GIVEN TASK:
Extract and list every line that contains the word "JSON".

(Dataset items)
◆ ◆ ◆ ◆
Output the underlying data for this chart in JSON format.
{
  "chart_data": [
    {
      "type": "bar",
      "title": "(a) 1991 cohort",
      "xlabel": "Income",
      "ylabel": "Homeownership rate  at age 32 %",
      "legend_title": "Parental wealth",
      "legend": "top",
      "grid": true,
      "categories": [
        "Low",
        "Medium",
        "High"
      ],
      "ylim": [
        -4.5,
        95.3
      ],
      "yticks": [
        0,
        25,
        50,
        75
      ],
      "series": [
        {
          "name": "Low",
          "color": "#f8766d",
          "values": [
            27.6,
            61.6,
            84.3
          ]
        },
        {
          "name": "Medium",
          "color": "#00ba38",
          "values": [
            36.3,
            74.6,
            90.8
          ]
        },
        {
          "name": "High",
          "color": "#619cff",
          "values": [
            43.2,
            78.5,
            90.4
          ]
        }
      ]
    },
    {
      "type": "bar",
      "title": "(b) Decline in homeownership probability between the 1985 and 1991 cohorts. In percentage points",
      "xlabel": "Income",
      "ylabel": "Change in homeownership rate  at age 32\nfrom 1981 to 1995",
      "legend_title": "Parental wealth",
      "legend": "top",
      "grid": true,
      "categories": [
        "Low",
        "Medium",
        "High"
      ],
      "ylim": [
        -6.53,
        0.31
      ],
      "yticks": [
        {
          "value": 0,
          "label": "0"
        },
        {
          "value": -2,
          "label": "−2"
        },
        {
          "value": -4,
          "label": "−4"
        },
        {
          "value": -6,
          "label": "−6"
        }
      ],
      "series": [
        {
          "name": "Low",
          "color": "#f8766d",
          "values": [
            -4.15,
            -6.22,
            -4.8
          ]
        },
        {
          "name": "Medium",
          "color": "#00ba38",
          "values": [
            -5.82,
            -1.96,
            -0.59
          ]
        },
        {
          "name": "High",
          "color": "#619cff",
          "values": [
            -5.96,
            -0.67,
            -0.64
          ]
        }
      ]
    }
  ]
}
◆ ◆ ◆ ◆
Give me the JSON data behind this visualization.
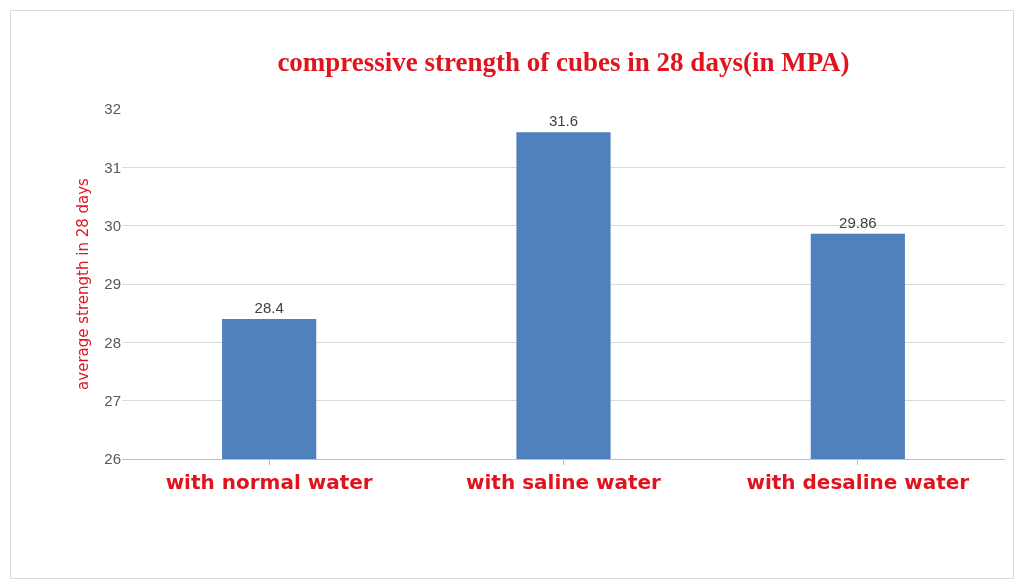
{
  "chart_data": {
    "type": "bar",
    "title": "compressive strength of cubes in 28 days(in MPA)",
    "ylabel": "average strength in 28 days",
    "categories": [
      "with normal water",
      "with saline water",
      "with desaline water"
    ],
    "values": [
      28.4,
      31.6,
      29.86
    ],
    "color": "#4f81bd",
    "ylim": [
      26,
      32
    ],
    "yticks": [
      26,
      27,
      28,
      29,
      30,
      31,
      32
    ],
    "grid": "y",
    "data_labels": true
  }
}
◆ ◆ ◆ ◆
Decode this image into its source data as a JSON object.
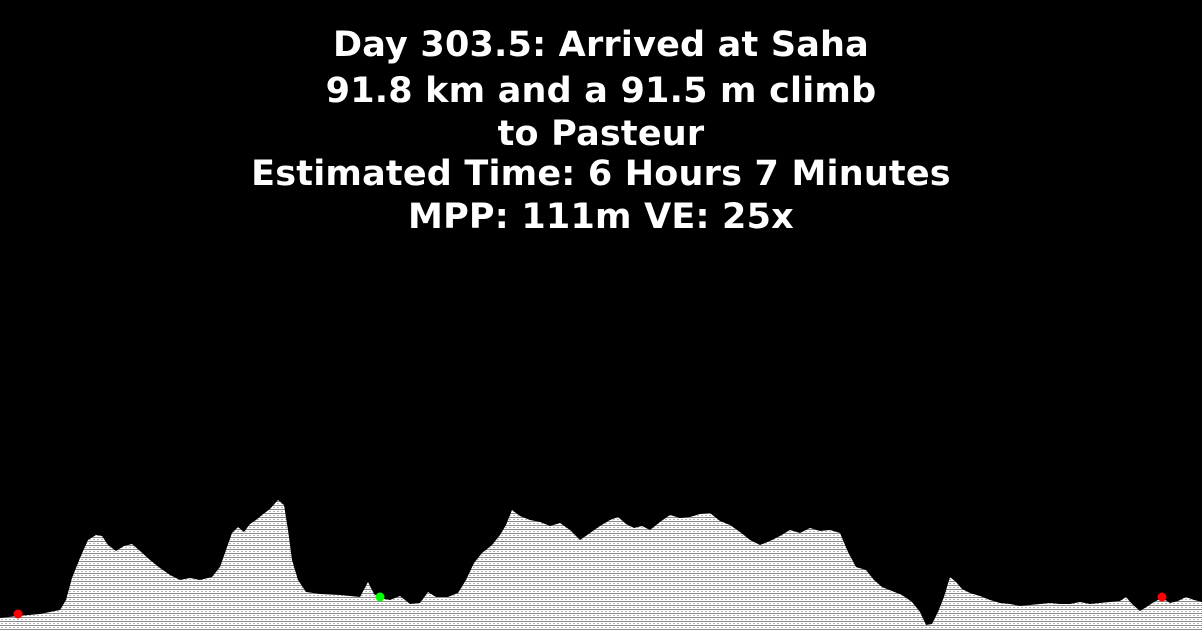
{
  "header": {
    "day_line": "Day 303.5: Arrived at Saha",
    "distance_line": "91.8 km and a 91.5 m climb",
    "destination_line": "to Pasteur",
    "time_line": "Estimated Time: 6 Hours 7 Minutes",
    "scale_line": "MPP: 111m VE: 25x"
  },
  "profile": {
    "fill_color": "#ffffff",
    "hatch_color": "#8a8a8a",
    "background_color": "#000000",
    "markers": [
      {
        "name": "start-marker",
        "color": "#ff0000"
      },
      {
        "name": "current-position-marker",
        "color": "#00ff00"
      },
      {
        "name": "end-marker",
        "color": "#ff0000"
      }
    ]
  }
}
◆ ◆ ◆ ◆
WRITTEN SOLUTION:
Output the underlying data for this chart in JSON format.
Give me the JSON data behind this visualization.
Decode this image into its source data as a JSON object.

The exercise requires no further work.